#### [Dataset entries]
"""
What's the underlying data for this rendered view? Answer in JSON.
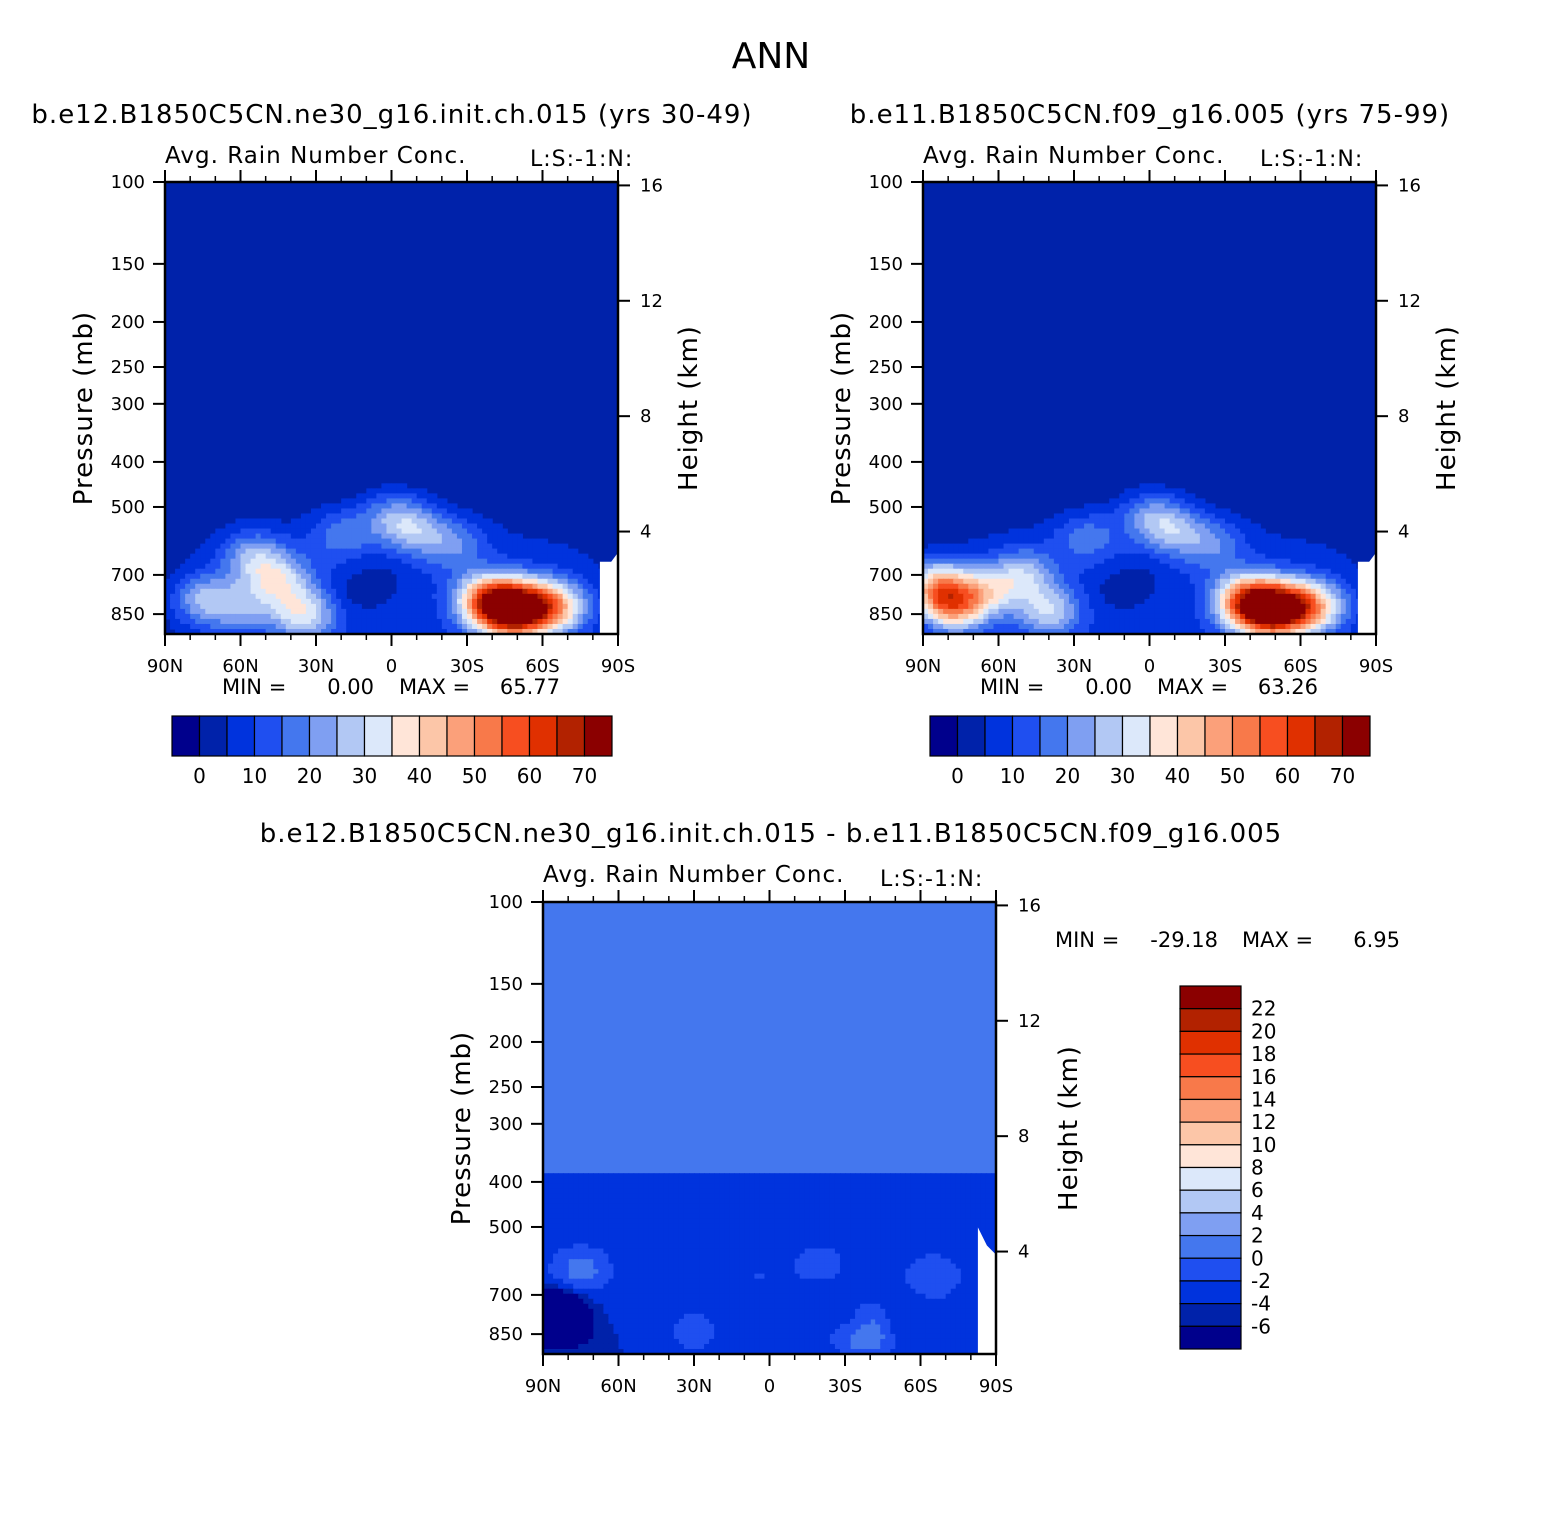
{
  "page_title": "ANN",
  "palette": [
    "#00008c",
    "#0022aa",
    "#0033dd",
    "#1f4ff0",
    "#4477ee",
    "#7f9ff2",
    "#b2c8f4",
    "#dce8fa",
    "#ffe5d8",
    "#fcc6a8",
    "#fba07a",
    "#f8794a",
    "#f74e20",
    "#e03000",
    "#b22200",
    "#8b0000"
  ],
  "chart_data": [
    {
      "type": "heatmap",
      "panel": "model",
      "case_title": "b.e12.B1850C5CN.ne30_g16.init.ch.015 (yrs 30-49)",
      "variable": "Avg. Rain Number Conc.",
      "units": "L:S:-1:N:",
      "ylabel": "Pressure (mb)",
      "ylabel_right": "Height (km)",
      "x_ticks": [
        "90N",
        "60N",
        "30N",
        "0",
        "30S",
        "60S",
        "90S"
      ],
      "y_ticks": [
        100,
        150,
        200,
        250,
        300,
        400,
        500,
        700,
        850
      ],
      "y_right_ticks": [
        16,
        12,
        8,
        4
      ],
      "min_label": "MIN =",
      "min": "0.00",
      "max_label": "MAX =",
      "max": "65.77",
      "colorbar_labels": [
        "0",
        "10",
        "20",
        "30",
        "40",
        "50",
        "60",
        "70"
      ],
      "blobs": [
        {
          "lat": 45,
          "p": 720,
          "v": 25
        },
        {
          "lat": 75,
          "p": 790,
          "v": 22
        },
        {
          "lat": 60,
          "p": 830,
          "v": 15
        },
        {
          "lat": 35,
          "p": 850,
          "v": 28
        },
        {
          "lat": 55,
          "p": 640,
          "v": 20
        },
        {
          "lat": 20,
          "p": 570,
          "v": 14
        },
        {
          "lat": 0,
          "p": 520,
          "v": 17
        },
        {
          "lat": -10,
          "p": 560,
          "v": 19
        },
        {
          "lat": -25,
          "p": 600,
          "v": 14
        },
        {
          "lat": -38,
          "p": 790,
          "v": 40
        },
        {
          "lat": -47,
          "p": 835,
          "v": 66
        },
        {
          "lat": -58,
          "p": 820,
          "v": 36
        },
        {
          "lat": -68,
          "p": 820,
          "v": 22
        }
      ],
      "lows": [
        {
          "lat": 12,
          "p": 760,
          "v": 2
        },
        {
          "lat": 5,
          "p": 720,
          "v": 3
        }
      ]
    },
    {
      "type": "heatmap",
      "panel": "control",
      "case_title": "b.e11.B1850C5CN.f09_g16.005 (yrs 75-99)",
      "variable": "Avg. Rain Number Conc.",
      "units": "L:S:-1:N:",
      "ylabel": "Pressure (mb)",
      "ylabel_right": "Height (km)",
      "x_ticks": [
        "90N",
        "60N",
        "30N",
        "0",
        "30S",
        "60S",
        "90S"
      ],
      "y_ticks": [
        100,
        150,
        200,
        250,
        300,
        400,
        500,
        700,
        850
      ],
      "y_right_ticks": [
        16,
        12,
        8,
        4
      ],
      "min_label": "MIN =",
      "min": "0.00",
      "max_label": "MAX =",
      "max": "63.26",
      "colorbar_labels": [
        "0",
        "10",
        "20",
        "30",
        "40",
        "50",
        "60",
        "70"
      ],
      "blobs": [
        {
          "lat": 85,
          "p": 740,
          "v": 38
        },
        {
          "lat": 78,
          "p": 820,
          "v": 40
        },
        {
          "lat": 65,
          "p": 760,
          "v": 24
        },
        {
          "lat": 50,
          "p": 700,
          "v": 22
        },
        {
          "lat": 40,
          "p": 840,
          "v": 24
        },
        {
          "lat": 25,
          "p": 580,
          "v": 14
        },
        {
          "lat": 0,
          "p": 520,
          "v": 17
        },
        {
          "lat": -10,
          "p": 560,
          "v": 19
        },
        {
          "lat": -25,
          "p": 600,
          "v": 14
        },
        {
          "lat": -38,
          "p": 790,
          "v": 40
        },
        {
          "lat": -47,
          "p": 835,
          "v": 63
        },
        {
          "lat": -58,
          "p": 820,
          "v": 36
        },
        {
          "lat": -68,
          "p": 820,
          "v": 22
        }
      ],
      "lows": [
        {
          "lat": 12,
          "p": 760,
          "v": 2
        },
        {
          "lat": 5,
          "p": 720,
          "v": 3
        }
      ]
    },
    {
      "type": "heatmap",
      "panel": "difference",
      "case_title": "b.e12.B1850C5CN.ne30_g16.init.ch.015 - b.e11.B1850C5CN.f09_g16.005",
      "variable": "Avg. Rain Number Conc.",
      "units": "L:S:-1:N:",
      "ylabel": "Pressure (mb)",
      "ylabel_right": "Height (km)",
      "x_ticks": [
        "90N",
        "60N",
        "30N",
        "0",
        "30S",
        "60S",
        "90S"
      ],
      "y_ticks": [
        100,
        150,
        200,
        250,
        300,
        400,
        500,
        700,
        850
      ],
      "y_right_ticks": [
        16,
        12,
        8,
        4
      ],
      "min_label": "MIN =",
      "min": "-29.18",
      "max_label": "MAX =",
      "max": "6.95",
      "colorbar_labels": [
        "22",
        "20",
        "18",
        "16",
        "14",
        "12",
        "10",
        "8",
        "6",
        "4",
        "2",
        "0",
        "-2",
        "-4",
        "-6"
      ],
      "blobs": [
        {
          "lat": -38,
          "p": 840,
          "v": 6.9
        },
        {
          "lat": 30,
          "p": 840,
          "v": 3
        },
        {
          "lat": 75,
          "p": 620,
          "v": 5
        },
        {
          "lat": 5,
          "p": 640,
          "v": 2
        },
        {
          "lat": -20,
          "p": 600,
          "v": 3
        },
        {
          "lat": -65,
          "p": 640,
          "v": 4
        }
      ],
      "lows": [
        {
          "lat": 85,
          "p": 780,
          "v": -29
        },
        {
          "lat": 78,
          "p": 830,
          "v": -8
        },
        {
          "lat": 55,
          "p": 760,
          "v": -3
        },
        {
          "lat": -30,
          "p": 780,
          "v": -3
        },
        {
          "lat": -55,
          "p": 800,
          "v": -4
        },
        {
          "lat": -75,
          "p": 820,
          "v": -3
        }
      ]
    }
  ]
}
"""
All of the material above should be reproduced exactly, except the pictures.

What's the underlying data for this rendered view? Answer in JSON.
{
  "page_title": "ANN",
  "palette": [
    "#00008c",
    "#0022aa",
    "#0033dd",
    "#1f4ff0",
    "#4477ee",
    "#7f9ff2",
    "#b2c8f4",
    "#dce8fa",
    "#ffe5d8",
    "#fcc6a8",
    "#fba07a",
    "#f8794a",
    "#f74e20",
    "#e03000",
    "#b22200",
    "#8b0000"
  ],
  "chart_data": [
    {
      "type": "heatmap",
      "panel": "model",
      "case_title": "b.e12.B1850C5CN.ne30_g16.init.ch.015 (yrs 30-49)",
      "variable": "Avg. Rain Number Conc.",
      "units": "L:S:-1:N:",
      "ylabel": "Pressure (mb)",
      "ylabel_right": "Height (km)",
      "x_ticks": [
        "90N",
        "60N",
        "30N",
        "0",
        "30S",
        "60S",
        "90S"
      ],
      "y_ticks": [
        100,
        150,
        200,
        250,
        300,
        400,
        500,
        700,
        850
      ],
      "y_right_ticks": [
        16,
        12,
        8,
        4
      ],
      "min_label": "MIN =",
      "min": "0.00",
      "max_label": "MAX =",
      "max": "65.77",
      "colorbar_labels": [
        "0",
        "10",
        "20",
        "30",
        "40",
        "50",
        "60",
        "70"
      ],
      "blobs": [
        {
          "lat": 45,
          "p": 720,
          "v": 25
        },
        {
          "lat": 75,
          "p": 790,
          "v": 22
        },
        {
          "lat": 60,
          "p": 830,
          "v": 15
        },
        {
          "lat": 35,
          "p": 850,
          "v": 28
        },
        {
          "lat": 55,
          "p": 640,
          "v": 20
        },
        {
          "lat": 20,
          "p": 570,
          "v": 14
        },
        {
          "lat": 0,
          "p": 520,
          "v": 17
        },
        {
          "lat": -10,
          "p": 560,
          "v": 19
        },
        {
          "lat": -25,
          "p": 600,
          "v": 14
        },
        {
          "lat": -38,
          "p": 790,
          "v": 40
        },
        {
          "lat": -47,
          "p": 835,
          "v": 66
        },
        {
          "lat": -58,
          "p": 820,
          "v": 36
        },
        {
          "lat": -68,
          "p": 820,
          "v": 22
        }
      ],
      "lows": [
        {
          "lat": 12,
          "p": 760,
          "v": 2
        },
        {
          "lat": 5,
          "p": 720,
          "v": 3
        }
      ]
    },
    {
      "type": "heatmap",
      "panel": "control",
      "case_title": "b.e11.B1850C5CN.f09_g16.005 (yrs 75-99)",
      "variable": "Avg. Rain Number Conc.",
      "units": "L:S:-1:N:",
      "ylabel": "Pressure (mb)",
      "ylabel_right": "Height (km)",
      "x_ticks": [
        "90N",
        "60N",
        "30N",
        "0",
        "30S",
        "60S",
        "90S"
      ],
      "y_ticks": [
        100,
        150,
        200,
        250,
        300,
        400,
        500,
        700,
        850
      ],
      "y_right_ticks": [
        16,
        12,
        8,
        4
      ],
      "min_label": "MIN =",
      "min": "0.00",
      "max_label": "MAX =",
      "max": "63.26",
      "colorbar_labels": [
        "0",
        "10",
        "20",
        "30",
        "40",
        "50",
        "60",
        "70"
      ],
      "blobs": [
        {
          "lat": 85,
          "p": 740,
          "v": 38
        },
        {
          "lat": 78,
          "p": 820,
          "v": 40
        },
        {
          "lat": 65,
          "p": 760,
          "v": 24
        },
        {
          "lat": 50,
          "p": 700,
          "v": 22
        },
        {
          "lat": 40,
          "p": 840,
          "v": 24
        },
        {
          "lat": 25,
          "p": 580,
          "v": 14
        },
        {
          "lat": 0,
          "p": 520,
          "v": 17
        },
        {
          "lat": -10,
          "p": 560,
          "v": 19
        },
        {
          "lat": -25,
          "p": 600,
          "v": 14
        },
        {
          "lat": -38,
          "p": 790,
          "v": 40
        },
        {
          "lat": -47,
          "p": 835,
          "v": 63
        },
        {
          "lat": -58,
          "p": 820,
          "v": 36
        },
        {
          "lat": -68,
          "p": 820,
          "v": 22
        }
      ],
      "lows": [
        {
          "lat": 12,
          "p": 760,
          "v": 2
        },
        {
          "lat": 5,
          "p": 720,
          "v": 3
        }
      ]
    },
    {
      "type": "heatmap",
      "panel": "difference",
      "case_title": "b.e12.B1850C5CN.ne30_g16.init.ch.015 - b.e11.B1850C5CN.f09_g16.005",
      "variable": "Avg. Rain Number Conc.",
      "units": "L:S:-1:N:",
      "ylabel": "Pressure (mb)",
      "ylabel_right": "Height (km)",
      "x_ticks": [
        "90N",
        "60N",
        "30N",
        "0",
        "30S",
        "60S",
        "90S"
      ],
      "y_ticks": [
        100,
        150,
        200,
        250,
        300,
        400,
        500,
        700,
        850
      ],
      "y_right_ticks": [
        16,
        12,
        8,
        4
      ],
      "min_label": "MIN =",
      "min": "-29.18",
      "max_label": "MAX =",
      "max": "6.95",
      "colorbar_labels": [
        "22",
        "20",
        "18",
        "16",
        "14",
        "12",
        "10",
        "8",
        "6",
        "4",
        "2",
        "0",
        "-2",
        "-4",
        "-6"
      ],
      "blobs": [
        {
          "lat": -38,
          "p": 840,
          "v": 6.9
        },
        {
          "lat": 30,
          "p": 840,
          "v": 3
        },
        {
          "lat": 75,
          "p": 620,
          "v": 5
        },
        {
          "lat": 5,
          "p": 640,
          "v": 2
        },
        {
          "lat": -20,
          "p": 600,
          "v": 3
        },
        {
          "lat": -65,
          "p": 640,
          "v": 4
        }
      ],
      "lows": [
        {
          "lat": 85,
          "p": 780,
          "v": -29
        },
        {
          "lat": 78,
          "p": 830,
          "v": -8
        },
        {
          "lat": 55,
          "p": 760,
          "v": -3
        },
        {
          "lat": -30,
          "p": 780,
          "v": -3
        },
        {
          "lat": -55,
          "p": 800,
          "v": -4
        },
        {
          "lat": -75,
          "p": 820,
          "v": -3
        }
      ]
    }
  ]
}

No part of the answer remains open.